• [What to do]:
[A] Reproduce the Squeak optimization post, beginning at the words "There are at" and stopping after "29K, PowerPC 750)", but change "predicted target" to "predicted destination" throughout.
[B] Answer these questions from the Squeak optimization post:
(i) Which instruction do PowerPC processors use to invalidate a potentially stale block from the icache?
(ii) What does a Branch Target Instruction Cache return?
(iii) According to the post, inline caches will be a win for which kind of method sends?

Optimizing Squeak

Tue Feb 23 05:35:19 UTC 1999

Greg wrote:

>Modern processor generally contain a Branch Target Cache (P6, PowerPC 750)
>or next instruction cache line pointer (K7).  These can be used
>to predict indirect branches as well as direct branches.

There are at least 2 kinds of Branch Target Caches:

Branch Target Address Cache [BTAC] (P6, PowerPC 604e)
     this cache is indexed by the address of the branch instruction, and
     returns the address of the predicted target

Branch Target Instruction Cache [BTIC] (AMD 29K, PowerPC 750)
     this cache is indexed by the address of the branch target, and
     returns the first few instructions at that target

BTAC structures can be used to predict indirect as well as conditional 
branches.  BTICs are used to solve a slightly different problem, and are 
usually indexed by the branch target address, meaning that it has to be 
computed before the branch prediction hardware can start fetching down 
the predicted path.

>On the other hand, self-modifying code can be expensive in real
>processors.  Some RISC processors used to have to flush the I-cache 
>when any code is modified.  I am not sure whether this is true any more.

PowerPC processors use the ICBI (Instruction Cache Block Invalidate) 
instruction to invalidate a potentially stale block from the icache, and 
the DCBST instruction to force a modified data cache block to memory so 
that the instruction prefetcher can see the new instructions.  This 
sequence isn't cheap, but it's much less expensive than flushing the 
entire icache.

>The best bet would be to try out both code sequences in
>a variety of processors and see which runs faster on average.

Yes, empirical testing is probably required, here.  The big unknown is 
the percentage of high-utilization method sends that always send to the 
same class, vs. polymorphic dispatch.  Inline caches (self-modifying 
code) will be a win for the former, while indirect lookup will be better 
for the later.

     -- tim

• [Given information]:
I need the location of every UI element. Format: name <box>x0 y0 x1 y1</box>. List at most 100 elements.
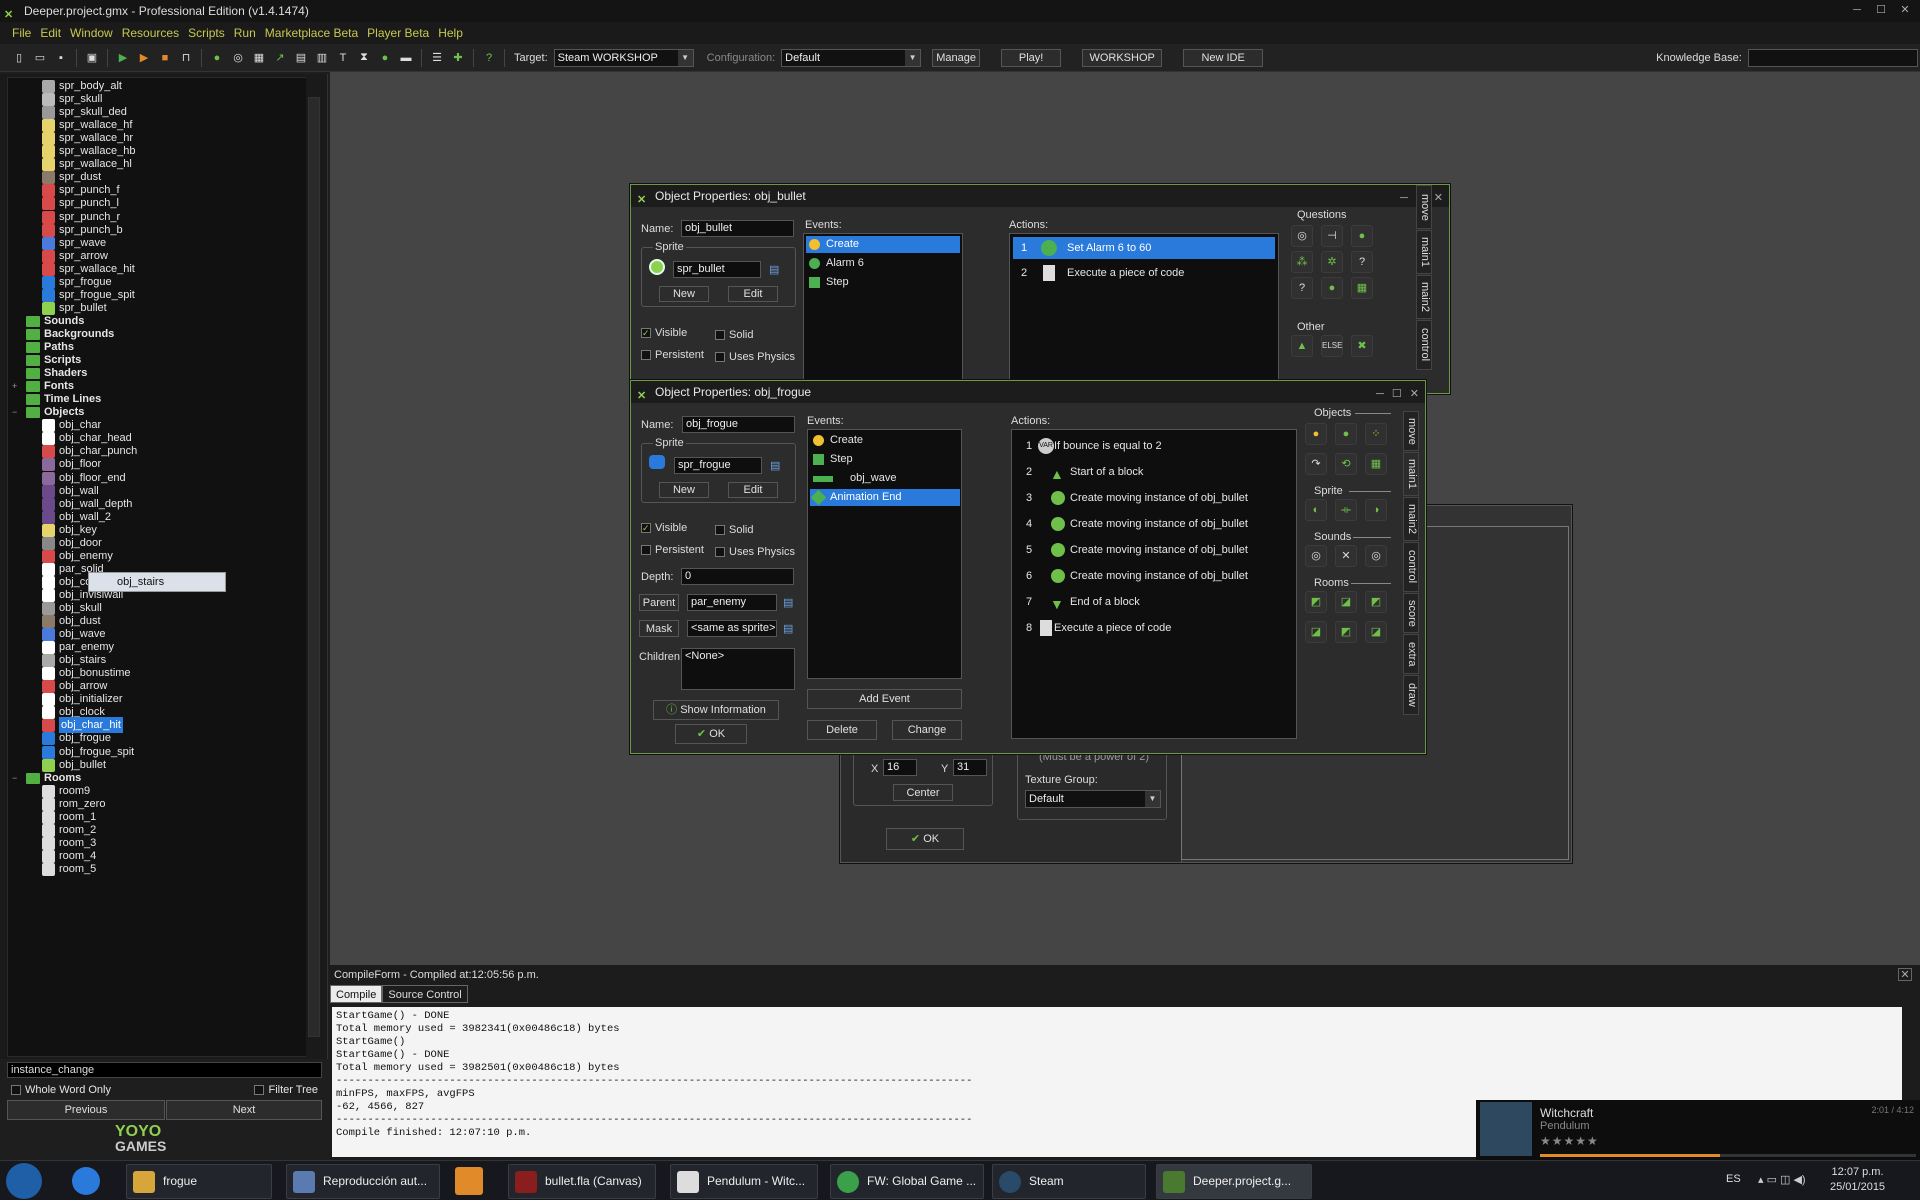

• [Solution list]:
[A]
There are at least 2 kinds of Branch Target Caches:

Branch Target Address Cache [BTAC] (P6, PowerPC 604e)
     this cache is indexed by the address of the branch instruction, and
     returns the address of the predicted destination

Branch Target Instruction Cache [BTIC] (AMD 29K, PowerPC 750)

[B]
(i) The ICBI (Instruction Cache Block Invalidate) instruction.
(ii) The first few instructions at the branch target.
(iii) High-utilization method sends that always send to the same class.